- _Records from a data source_

━━━━━━━━━━━━━━━━

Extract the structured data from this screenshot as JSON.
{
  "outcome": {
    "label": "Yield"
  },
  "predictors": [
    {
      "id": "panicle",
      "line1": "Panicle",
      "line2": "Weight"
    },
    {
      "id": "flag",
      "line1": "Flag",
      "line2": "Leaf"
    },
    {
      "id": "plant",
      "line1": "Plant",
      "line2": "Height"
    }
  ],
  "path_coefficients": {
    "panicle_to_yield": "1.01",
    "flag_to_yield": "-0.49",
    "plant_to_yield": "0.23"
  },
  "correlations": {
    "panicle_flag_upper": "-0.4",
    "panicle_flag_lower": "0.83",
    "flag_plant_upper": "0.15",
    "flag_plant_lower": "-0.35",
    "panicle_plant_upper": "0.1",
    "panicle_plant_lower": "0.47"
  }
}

━━━━━━━━━━━━━━━━

- _Instructions for the task_
Provide an exact reproduction of all the entries shown above.

- _Written answer_
Extract the structured data from this screenshot as JSON.
{
  "outcome": {
    "label": "Yield"
  },
  "predictors": [
    {
      "id": "panicle",
      "line1": "Panicle",
      "line2": "Weight"
    },
    {
      "id": "flag",
      "line1": "Flag",
      "line2": "Leaf"
    },
    {
      "id": "plant",
      "line1": "Plant",
      "line2": "Height"
    }
  ],
  "path_coefficients": {
    "panicle_to_yield": "1.01",
    "flag_to_yield": "-0.49",
    "plant_to_yield": "0.23"
  },
  "correlations": {
    "panicle_flag_upper": "-0.4",
    "panicle_flag_lower": "0.83",
    "flag_plant_upper": "0.15",
    "flag_plant_lower": "-0.35",
    "panicle_plant_upper": "0.1",
    "panicle_plant_lower": "0.47"
  }
}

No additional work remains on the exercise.